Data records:
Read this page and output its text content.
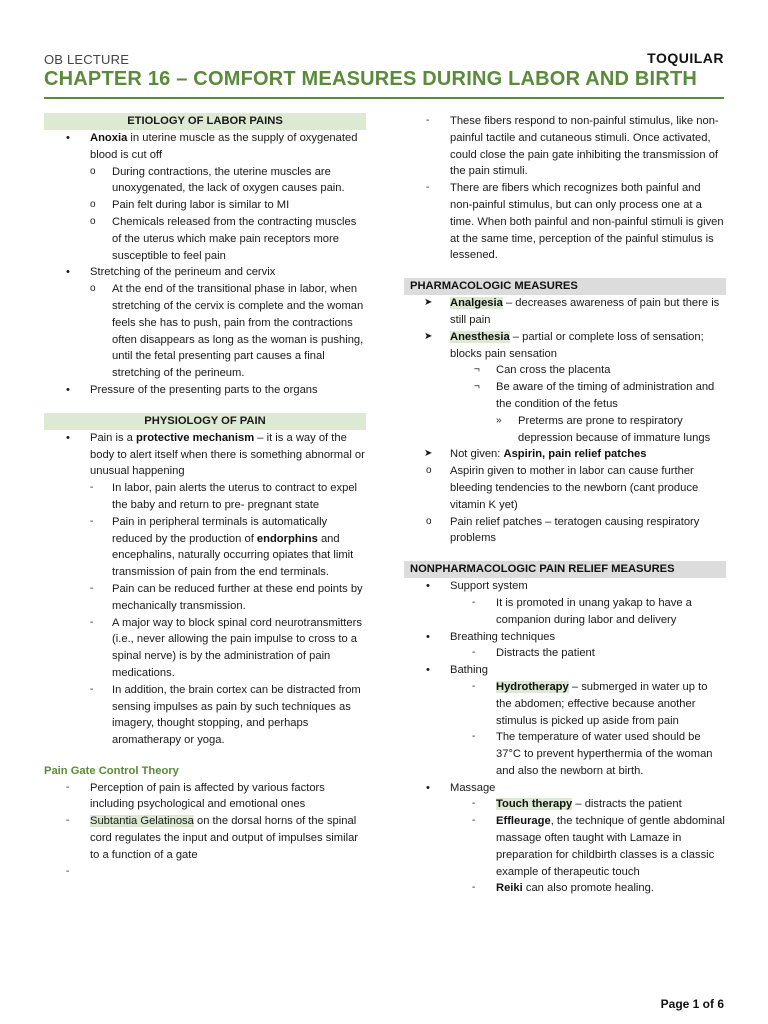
OB LECTURE	TOQUILAR
CHAPTER 16 – COMFORT MEASURES DURING LABOR AND BIRTH
ETIOLOGY OF LABOR PAINS
• Anoxia in uterine muscle as the supply of oxygenated blood is cut off
o During contractions, the uterine muscles are unoxygenated, the lack of oxygen causes pain.
o Pain felt during labor is similar to MI
o Chemicals released from the contracting muscles of the uterus which make pain receptors more susceptible to feel pain
• Stretching of the perineum and cervix
o At the end of the transitional phase in labor, when stretching of the cervix is complete and the woman feels she has to push, pain from the contractions often disappears as long as the woman is pushing, until the fetal presenting part causes a final stretching of the perineum.
• Pressure of the presenting parts to the organs
PHYSIOLOGY OF PAIN
• Pain is a protective mechanism – it is a way of the body to alert itself when there is something abnormal or unusual happening
- In labor, pain alerts the uterus to contract to expel the baby and return to pre- pregnant state
- Pain in peripheral terminals is automatically reduced by the production of endorphins and encephalins, naturally occurring opiates that limit transmission of pain from the end terminals.
- Pain can be reduced further at these end points by mechanically transmission.
- A major way to block spinal cord neurotransmitters (i.e., never allowing the pain impulse to cross to a spinal nerve) is by the administration of pain medications.
- In addition, the brain cortex can be distracted from sensing impulses as pain by such techniques as imagery, thought stopping, and perhaps aromatherapy or yoga.
Pain Gate Control Theory
- Perception of pain is affected by various factors including psychological and emotional ones
- Subtantia Gelatinosa on the dorsal horns of the spinal cord regulates the input and output of impulses similar to a function of a gate
-
- These fibers respond to non-painful stimulus, like non-painful tactile and cutaneous stimuli. Once activated, could close the pain gate inhibiting the transmission of the pain stimuli.
- There are fibers which recognizes both painful and non-painful stimulus, but can only process one at a time. When both painful and non-painful stimuli is given at the same time, perception of the painful stimulus is lessened.
PHARMACOLOGIC MEASURES
➤ Analgesia – decreases awareness of pain but there is still pain
➤ Anesthesia – partial or complete loss of sensation; blocks pain sensation
¬ Can cross the placenta
¬ Be aware of the timing of administration and the condition of the fetus
» Preterms are prone to respiratory depression because of immature lungs
➤ Not given: Aspirin, pain relief patches
o Aspirin given to mother in labor can cause further bleeding tendencies to the newborn (cant produce vitamin K yet)
o Pain relief patches – teratogen causing respiratory problems
NONPHARMACOLOGIC PAIN RELIEF MEASURES
• Support system
- It is promoted in unang yakap to have a companion during labor and delivery
• Breathing techniques
- Distracts the patient
• Bathing
- Hydrotherapy – submerged in water up to the abdomen; effective because another stimulus is picked up aside from pain
- The temperature of water used should be 37°C to prevent hyperthermia of the woman and also the newborn at birth.
• Massage
- Touch therapy – distracts the patient
- Effleurage, the technique of gentle abdominal massage often taught with Lamaze in preparation for childbirth classes is a classic example of therapeutic touch
- Reiki can also promote healing.
Page 1 of 6
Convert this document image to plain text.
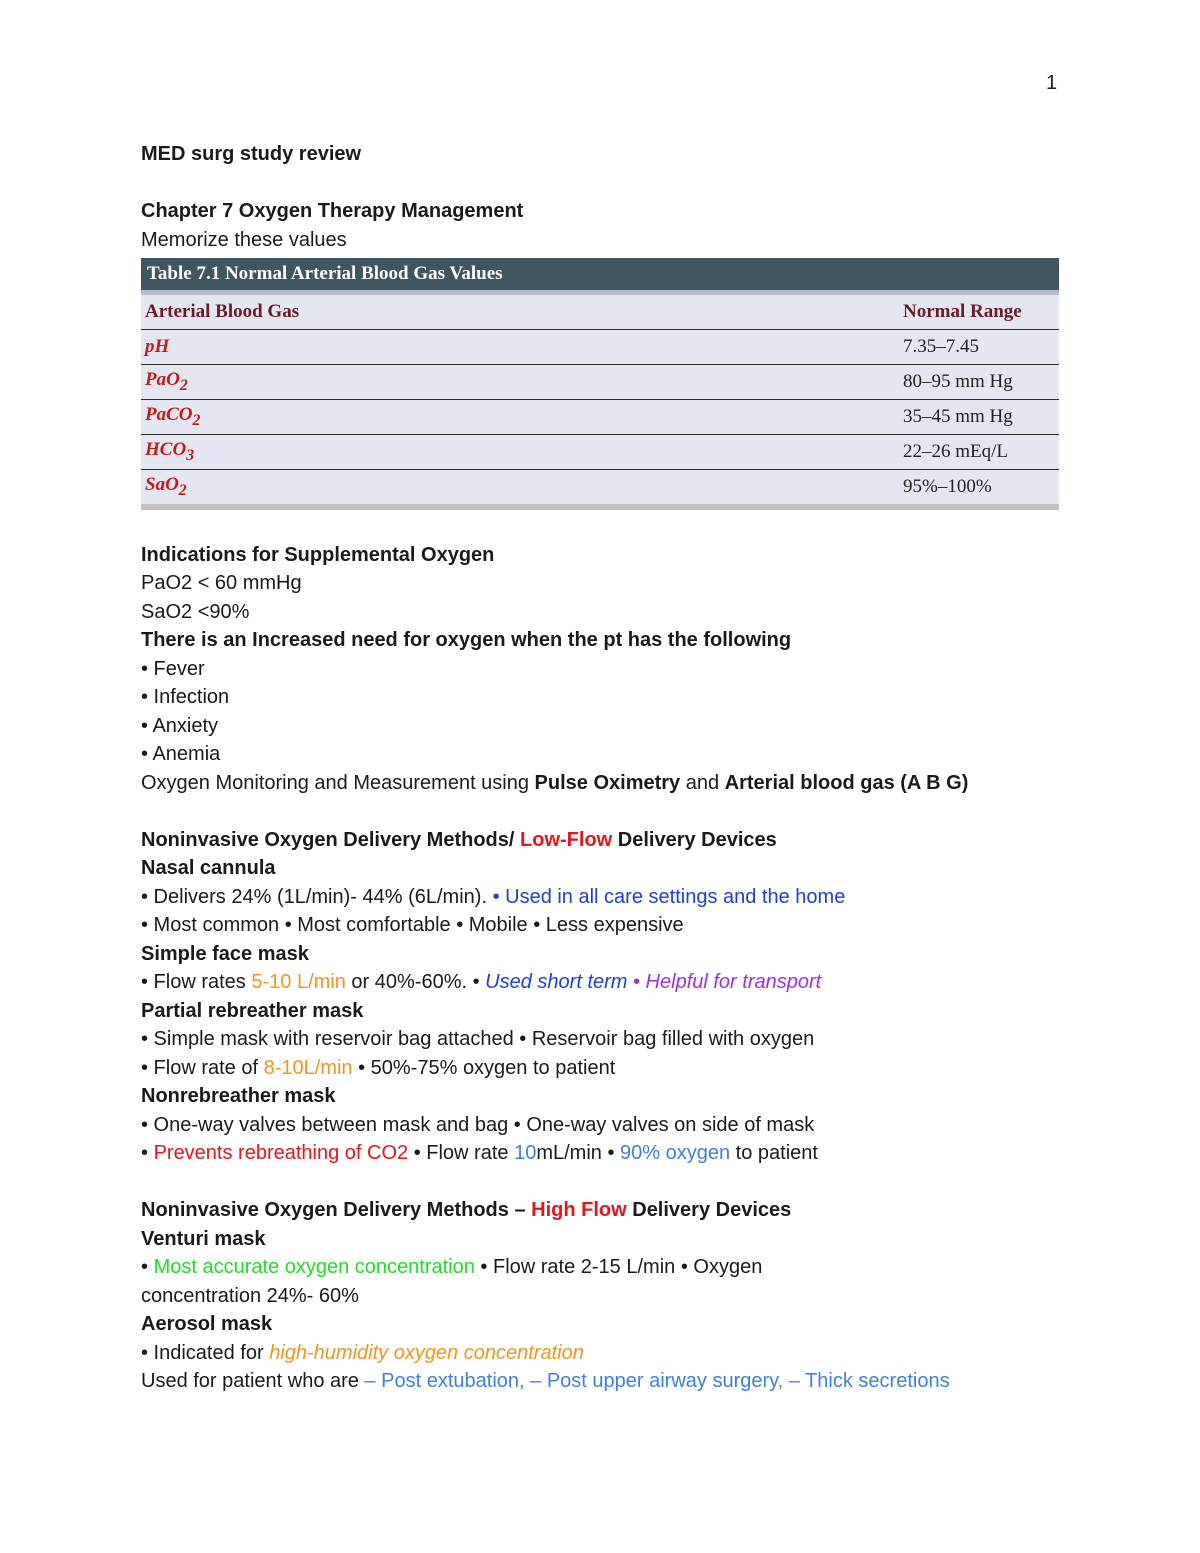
1
MED surg study review
Chapter 7 Oxygen Therapy Management
Memorize these values
Table 7.1 Normal Arterial Blood Gas Values	
Arterial Blood Gas	Normal Range
pH	7.35–7.45
PaO$_2$	80–95 mm Hg
PaCO$_2$	35–45 mm Hg
$HCO_3$	22–26 mEq/L
SaO$_2$	95%–100%
Indications for Supplemental Oxygen
PaO2 < 60 mmHg
SaO2 <90%
There is an Increased need for oxygen when the pt has the following
• Fever
• Infection
• Anxiety
• Anemia
Oxygen Monitoring and Measurement using Pulse Oximetry and Arterial blood gas (A B G)
Noninvasive Oxygen Delivery Methods/ Low-Flow Delivery Devices
Nasal cannula
• Delivers 24% (1L/min)- 44% (6L/min). • Used in all care settings and the home
• Most common • Most comfortable • Mobile • Less expensive
Simple face mask
• Flow rates 5-10 L/min or 40%-60%. • Used short term • Helpful for transport
Partial rebreather mask
• Simple mask with reservoir bag attached • Reservoir bag filled with oxygen
• Flow rate of 8-10L/min • 50%-75% oxygen to patient
Nonrebreather mask
• One-way valves between mask and bag • One-way valves on side of mask
• Prevents rebreathing of CO2 • Flow rate 10mL/min • 90% oxygen to patient
Noninvasive Oxygen Delivery Methods – High Flow Delivery Devices
Venturi mask
• Most accurate oxygen concentration • Flow rate 2-15 L/min • Oxygen
concentration 24%- 60%
Aerosol mask
• Indicated for high-humidity oxygen concentration
Used for patient who are – Post extubation, – Post upper airway surgery, – Thick secretions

The request — The records above need to be given again exactly. Omit the pictures.

Exercise answer —
Read this page and output its text content.
OB LECTURE	TOQUILAR
CHAPTER 16 – COMFORT MEASURES DURING LABOR AND BIRTH
ETIOLOGY OF LABOR PAINS
• Anoxia in uterine muscle as the supply of oxygenated blood is cut off
o During contractions, the uterine muscles are unoxygenated, the lack of oxygen causes pain.
o Pain felt during labor is similar to MI
o Chemicals released from the contracting muscles of the uterus which make pain receptors more susceptible to feel pain
• Stretching of the perineum and cervix
o At the end of the transitional phase in labor, when stretching of the cervix is complete and the woman feels she has to push, pain from the contractions often disappears as long as the woman is pushing, until the fetal presenting part causes a final stretching of the perineum.
• Pressure of the presenting parts to the organs
PHYSIOLOGY OF PAIN
• Pain is a protective mechanism – it is a way of the body to alert itself when there is something abnormal or unusual happening
- In labor, pain alerts the uterus to contract to expel the baby and return to pre- pregnant state
- Pain in peripheral terminals is automatically reduced by the production of endorphins and encephalins, naturally occurring opiates that limit transmission of pain from the end terminals.
- Pain can be reduced further at these end points by mechanically transmission.
- A major way to block spinal cord neurotransmitters (i.e., never allowing the pain impulse to cross to a spinal nerve) is by the administration of pain medications.
- In addition, the brain cortex can be distracted from sensing impulses as pain by such techniques as imagery, thought stopping, and perhaps aromatherapy or yoga.
Pain Gate Control Theory
- Perception of pain is affected by various factors including psychological and emotional ones
- Subtantia Gelatinosa on the dorsal horns of the spinal cord regulates the input and output of impulses similar to a function of a gate
-
- These fibers respond to non-painful stimulus, like non-painful tactile and cutaneous stimuli. Once activated, could close the pain gate inhibiting the transmission of the pain stimuli.
- There are fibers which recognizes both painful and non-painful stimulus, but can only process one at a time. When both painful and non-painful stimuli is given at the same time, perception of the painful stimulus is lessened.
PHARMACOLOGIC MEASURES
➤ Analgesia – decreases awareness of pain but there is still pain
➤ Anesthesia – partial or complete loss of sensation; blocks pain sensation
¬ Can cross the placenta
¬ Be aware of the timing of administration and the condition of the fetus
» Preterms are prone to respiratory depression because of immature lungs
➤ Not given: Aspirin, pain relief patches
o Aspirin given to mother in labor can cause further bleeding tendencies to the newborn (cant produce vitamin K yet)
o Pain relief patches – teratogen causing respiratory problems
NONPHARMACOLOGIC PAIN RELIEF MEASURES
• Support system
- It is promoted in unang yakap to have a companion during labor and delivery
• Breathing techniques
- Distracts the patient
• Bathing
- Hydrotherapy – submerged in water up to the abdomen; effective because another stimulus is picked up aside from pain
- The temperature of water used should be 37°C to prevent hyperthermia of the woman and also the newborn at birth.
• Massage
- Touch therapy – distracts the patient
- Effleurage, the technique of gentle abdominal massage often taught with Lamaze in preparation for childbirth classes is a classic example of therapeutic touch
- Reiki can also promote healing.
Page 1 of 6
Convert this document image to plain text.
1
MED surg study review
Chapter 7 Oxygen Therapy Management
Memorize these values
Table 7.1 Normal Arterial Blood Gas Values	
Arterial Blood Gas	Normal Range
pH	7.35–7.45
PaO$_2$	80–95 mm Hg
PaCO$_2$	35–45 mm Hg
$HCO_3$	22–26 mEq/L
SaO$_2$	95%–100%
Indications for Supplemental Oxygen
PaO2 < 60 mmHg
SaO2 <90%
There is an Increased need for oxygen when the pt has the following
• Fever
• Infection
• Anxiety
• Anemia
Oxygen Monitoring and Measurement using Pulse Oximetry and Arterial blood gas (A B G)
Noninvasive Oxygen Delivery Methods/ Low-Flow Delivery Devices
Nasal cannula
• Delivers 24% (1L/min)- 44% (6L/min). • Used in all care settings and the home
• Most common • Most comfortable • Mobile • Less expensive
Simple face mask
• Flow rates 5-10 L/min or 40%-60%. • Used short term • Helpful for transport
Partial rebreather mask
• Simple mask with reservoir bag attached • Reservoir bag filled with oxygen
• Flow rate of 8-10L/min • 50%-75% oxygen to patient
Nonrebreather mask
• One-way valves between mask and bag • One-way valves on side of mask
• Prevents rebreathing of CO2 • Flow rate 10mL/min • 90% oxygen to patient
Noninvasive Oxygen Delivery Methods – High Flow Delivery Devices
Venturi mask
• Most accurate oxygen concentration • Flow rate 2-15 L/min • Oxygen
concentration 24%- 60%
Aerosol mask
• Indicated for high-humidity oxygen concentration
Used for patient who are – Post extubation, – Post upper airway surgery, – Thick secretions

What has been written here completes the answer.